#### Information provided
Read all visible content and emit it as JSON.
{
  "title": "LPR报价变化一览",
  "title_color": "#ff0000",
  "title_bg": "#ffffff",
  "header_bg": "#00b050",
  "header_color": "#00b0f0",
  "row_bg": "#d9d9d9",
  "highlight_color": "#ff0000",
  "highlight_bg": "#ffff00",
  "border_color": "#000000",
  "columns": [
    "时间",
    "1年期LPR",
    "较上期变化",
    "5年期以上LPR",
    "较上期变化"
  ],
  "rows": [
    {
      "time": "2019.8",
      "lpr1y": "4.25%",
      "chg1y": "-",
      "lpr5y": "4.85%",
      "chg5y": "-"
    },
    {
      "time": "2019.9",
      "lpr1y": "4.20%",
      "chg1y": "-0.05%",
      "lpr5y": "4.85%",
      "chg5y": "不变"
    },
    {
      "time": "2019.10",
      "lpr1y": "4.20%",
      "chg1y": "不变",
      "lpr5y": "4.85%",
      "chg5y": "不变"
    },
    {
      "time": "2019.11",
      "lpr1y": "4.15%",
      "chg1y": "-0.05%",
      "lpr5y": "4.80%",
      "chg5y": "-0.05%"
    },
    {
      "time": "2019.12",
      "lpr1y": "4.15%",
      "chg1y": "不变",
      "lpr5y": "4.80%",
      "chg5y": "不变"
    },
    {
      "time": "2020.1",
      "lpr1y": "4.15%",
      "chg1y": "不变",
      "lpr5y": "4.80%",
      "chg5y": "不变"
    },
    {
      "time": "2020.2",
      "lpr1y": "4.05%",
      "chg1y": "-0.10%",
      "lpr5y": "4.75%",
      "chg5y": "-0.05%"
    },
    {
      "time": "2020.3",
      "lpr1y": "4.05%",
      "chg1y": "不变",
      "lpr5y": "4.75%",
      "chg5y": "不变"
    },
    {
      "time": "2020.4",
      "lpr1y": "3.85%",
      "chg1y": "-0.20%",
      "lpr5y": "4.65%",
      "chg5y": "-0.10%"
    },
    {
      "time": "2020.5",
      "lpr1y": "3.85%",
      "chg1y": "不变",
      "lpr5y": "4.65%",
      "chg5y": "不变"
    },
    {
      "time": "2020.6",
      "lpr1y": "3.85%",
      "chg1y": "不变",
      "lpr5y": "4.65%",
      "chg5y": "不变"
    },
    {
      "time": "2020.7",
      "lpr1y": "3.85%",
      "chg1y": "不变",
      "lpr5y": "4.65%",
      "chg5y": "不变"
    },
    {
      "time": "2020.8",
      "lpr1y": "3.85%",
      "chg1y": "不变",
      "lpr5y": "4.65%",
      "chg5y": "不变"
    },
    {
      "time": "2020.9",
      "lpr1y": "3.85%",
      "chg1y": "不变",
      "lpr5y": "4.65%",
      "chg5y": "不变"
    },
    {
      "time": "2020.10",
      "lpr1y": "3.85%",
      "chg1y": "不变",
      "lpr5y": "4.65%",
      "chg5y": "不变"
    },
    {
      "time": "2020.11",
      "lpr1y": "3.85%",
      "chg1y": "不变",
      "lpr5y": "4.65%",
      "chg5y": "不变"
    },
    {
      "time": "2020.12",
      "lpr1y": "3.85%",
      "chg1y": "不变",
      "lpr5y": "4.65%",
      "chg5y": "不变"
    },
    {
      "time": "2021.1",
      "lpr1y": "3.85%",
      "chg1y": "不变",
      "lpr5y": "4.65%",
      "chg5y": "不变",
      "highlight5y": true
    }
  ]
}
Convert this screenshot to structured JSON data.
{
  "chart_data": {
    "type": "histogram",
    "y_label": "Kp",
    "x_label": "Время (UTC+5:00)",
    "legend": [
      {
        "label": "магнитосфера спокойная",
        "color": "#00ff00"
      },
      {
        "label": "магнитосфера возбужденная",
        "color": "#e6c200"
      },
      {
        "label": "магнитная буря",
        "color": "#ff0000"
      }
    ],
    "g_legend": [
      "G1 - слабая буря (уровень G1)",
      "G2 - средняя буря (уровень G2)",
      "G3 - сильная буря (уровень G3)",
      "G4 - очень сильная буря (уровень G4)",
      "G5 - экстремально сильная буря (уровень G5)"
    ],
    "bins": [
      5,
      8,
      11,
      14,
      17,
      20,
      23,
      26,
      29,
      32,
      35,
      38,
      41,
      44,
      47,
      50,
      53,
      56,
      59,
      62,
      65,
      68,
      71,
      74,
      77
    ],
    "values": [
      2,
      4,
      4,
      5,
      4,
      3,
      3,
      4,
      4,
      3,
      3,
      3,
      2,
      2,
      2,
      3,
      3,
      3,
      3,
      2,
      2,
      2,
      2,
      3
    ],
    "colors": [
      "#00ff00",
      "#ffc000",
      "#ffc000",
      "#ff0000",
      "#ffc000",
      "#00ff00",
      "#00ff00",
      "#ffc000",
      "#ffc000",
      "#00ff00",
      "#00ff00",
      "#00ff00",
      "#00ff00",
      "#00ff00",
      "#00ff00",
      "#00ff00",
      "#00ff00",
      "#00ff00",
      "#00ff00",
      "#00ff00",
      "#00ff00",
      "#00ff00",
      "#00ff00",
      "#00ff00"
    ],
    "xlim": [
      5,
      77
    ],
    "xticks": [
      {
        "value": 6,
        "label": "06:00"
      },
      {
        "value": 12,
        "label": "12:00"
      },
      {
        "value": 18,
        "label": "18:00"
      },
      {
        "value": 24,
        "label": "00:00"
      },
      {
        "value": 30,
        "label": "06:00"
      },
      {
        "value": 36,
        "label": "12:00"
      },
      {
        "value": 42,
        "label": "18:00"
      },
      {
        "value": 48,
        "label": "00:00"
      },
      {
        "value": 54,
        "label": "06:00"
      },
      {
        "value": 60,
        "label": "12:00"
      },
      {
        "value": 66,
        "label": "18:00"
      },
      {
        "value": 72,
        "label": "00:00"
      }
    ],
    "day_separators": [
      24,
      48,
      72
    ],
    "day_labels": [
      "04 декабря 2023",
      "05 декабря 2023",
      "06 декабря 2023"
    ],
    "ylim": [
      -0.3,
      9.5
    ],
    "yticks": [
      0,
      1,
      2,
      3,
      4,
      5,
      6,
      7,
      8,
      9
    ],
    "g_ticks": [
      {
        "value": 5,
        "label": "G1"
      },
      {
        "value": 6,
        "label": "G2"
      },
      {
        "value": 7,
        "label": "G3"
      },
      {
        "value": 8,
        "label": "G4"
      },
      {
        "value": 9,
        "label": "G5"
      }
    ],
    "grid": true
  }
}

#### Exercise
Each line of the listing should be echoed back exactly.

#### Solution for this task
Read all visible content and emit it as JSON.
{
  "title": "LPR报价变化一览",
  "title_color": "#ff0000",
  "title_bg": "#ffffff",
  "header_bg": "#00b050",
  "header_color": "#00b0f0",
  "row_bg": "#d9d9d9",
  "highlight_color": "#ff0000",
  "highlight_bg": "#ffff00",
  "border_color": "#000000",
  "columns": [
    "时间",
    "1年期LPR",
    "较上期变化",
    "5年期以上LPR",
    "较上期变化"
  ],
  "rows": [
    {
      "time": "2019.8",
      "lpr1y": "4.25%",
      "chg1y": "-",
      "lpr5y": "4.85%",
      "chg5y": "-"
    },
    {
      "time": "2019.9",
      "lpr1y": "4.20%",
      "chg1y": "-0.05%",
      "lpr5y": "4.85%",
      "chg5y": "不变"
    },
    {
      "time": "2019.10",
      "lpr1y": "4.20%",
      "chg1y": "不变",
      "lpr5y": "4.85%",
      "chg5y": "不变"
    },
    {
      "time": "2019.11",
      "lpr1y": "4.15%",
      "chg1y": "-0.05%",
      "lpr5y": "4.80%",
      "chg5y": "-0.05%"
    },
    {
      "time": "2019.12",
      "lpr1y": "4.15%",
      "chg1y": "不变",
      "lpr5y": "4.80%",
      "chg5y": "不变"
    },
    {
      "time": "2020.1",
      "lpr1y": "4.15%",
      "chg1y": "不变",
      "lpr5y": "4.80%",
      "chg5y": "不变"
    },
    {
      "time": "2020.2",
      "lpr1y": "4.05%",
      "chg1y": "-0.10%",
      "lpr5y": "4.75%",
      "chg5y": "-0.05%"
    },
    {
      "time": "2020.3",
      "lpr1y": "4.05%",
      "chg1y": "不变",
      "lpr5y": "4.75%",
      "chg5y": "不变"
    },
    {
      "time": "2020.4",
      "lpr1y": "3.85%",
      "chg1y": "-0.20%",
      "lpr5y": "4.65%",
      "chg5y": "-0.10%"
    },
    {
      "time": "2020.5",
      "lpr1y": "3.85%",
      "chg1y": "不变",
      "lpr5y": "4.65%",
      "chg5y": "不变"
    },
    {
      "time": "2020.6",
      "lpr1y": "3.85%",
      "chg1y": "不变",
      "lpr5y": "4.65%",
      "chg5y": "不变"
    },
    {
      "time": "2020.7",
      "lpr1y": "3.85%",
      "chg1y": "不变",
      "lpr5y": "4.65%",
      "chg5y": "不变"
    },
    {
      "time": "2020.8",
      "lpr1y": "3.85%",
      "chg1y": "不变",
      "lpr5y": "4.65%",
      "chg5y": "不变"
    },
    {
      "time": "2020.9",
      "lpr1y": "3.85%",
      "chg1y": "不变",
      "lpr5y": "4.65%",
      "chg5y": "不变"
    },
    {
      "time": "2020.10",
      "lpr1y": "3.85%",
      "chg1y": "不变",
      "lpr5y": "4.65%",
      "chg5y": "不变"
    },
    {
      "time": "2020.11",
      "lpr1y": "3.85%",
      "chg1y": "不变",
      "lpr5y": "4.65%",
      "chg5y": "不变"
    },
    {
      "time": "2020.12",
      "lpr1y": "3.85%",
      "chg1y": "不变",
      "lpr5y": "4.65%",
      "chg5y": "不变"
    },
    {
      "time": "2021.1",
      "lpr1y": "3.85%",
      "chg1y": "不变",
      "lpr5y": "4.65%",
      "chg5y": "不变",
      "highlight5y": true
    }
  ]
}
Convert this screenshot to structured JSON data.
{
  "chart_data": {
    "type": "histogram",
    "y_label": "Kp",
    "x_label": "Время (UTC+5:00)",
    "legend": [
      {
        "label": "магнитосфера спокойная",
        "color": "#00ff00"
      },
      {
        "label": "магнитосфера возбужденная",
        "color": "#e6c200"
      },
      {
        "label": "магнитная буря",
        "color": "#ff0000"
      }
    ],
    "g_legend": [
      "G1 - слабая буря (уровень G1)",
      "G2 - средняя буря (уровень G2)",
      "G3 - сильная буря (уровень G3)",
      "G4 - очень сильная буря (уровень G4)",
      "G5 - экстремально сильная буря (уровень G5)"
    ],
    "bins": [
      5,
      8,
      11,
      14,
      17,
      20,
      23,
      26,
      29,
      32,
      35,
      38,
      41,
      44,
      47,
      50,
      53,
      56,
      59,
      62,
      65,
      68,
      71,
      74,
      77
    ],
    "values": [
      2,
      4,
      4,
      5,
      4,
      3,
      3,
      4,
      4,
      3,
      3,
      3,
      2,
      2,
      2,
      3,
      3,
      3,
      3,
      2,
      2,
      2,
      2,
      3
    ],
    "colors": [
      "#00ff00",
      "#ffc000",
      "#ffc000",
      "#ff0000",
      "#ffc000",
      "#00ff00",
      "#00ff00",
      "#ffc000",
      "#ffc000",
      "#00ff00",
      "#00ff00",
      "#00ff00",
      "#00ff00",
      "#00ff00",
      "#00ff00",
      "#00ff00",
      "#00ff00",
      "#00ff00",
      "#00ff00",
      "#00ff00",
      "#00ff00",
      "#00ff00",
      "#00ff00",
      "#00ff00"
    ],
    "xlim": [
      5,
      77
    ],
    "xticks": [
      {
        "value": 6,
        "label": "06:00"
      },
      {
        "value": 12,
        "label": "12:00"
      },
      {
        "value": 18,
        "label": "18:00"
      },
      {
        "value": 24,
        "label": "00:00"
      },
      {
        "value": 30,
        "label": "06:00"
      },
      {
        "value": 36,
        "label": "12:00"
      },
      {
        "value": 42,
        "label": "18:00"
      },
      {
        "value": 48,
        "label": "00:00"
      },
      {
        "value": 54,
        "label": "06:00"
      },
      {
        "value": 60,
        "label": "12:00"
      },
      {
        "value": 66,
        "label": "18:00"
      },
      {
        "value": 72,
        "label": "00:00"
      }
    ],
    "day_separators": [
      24,
      48,
      72
    ],
    "day_labels": [
      "04 декабря 2023",
      "05 декабря 2023",
      "06 декабря 2023"
    ],
    "ylim": [
      -0.3,
      9.5
    ],
    "yticks": [
      0,
      1,
      2,
      3,
      4,
      5,
      6,
      7,
      8,
      9
    ],
    "g_ticks": [
      {
        "value": 5,
        "label": "G1"
      },
      {
        "value": 6,
        "label": "G2"
      },
      {
        "value": 7,
        "label": "G3"
      },
      {
        "value": 8,
        "label": "G4"
      },
      {
        "value": 9,
        "label": "G5"
      }
    ],
    "grid": true
  }
}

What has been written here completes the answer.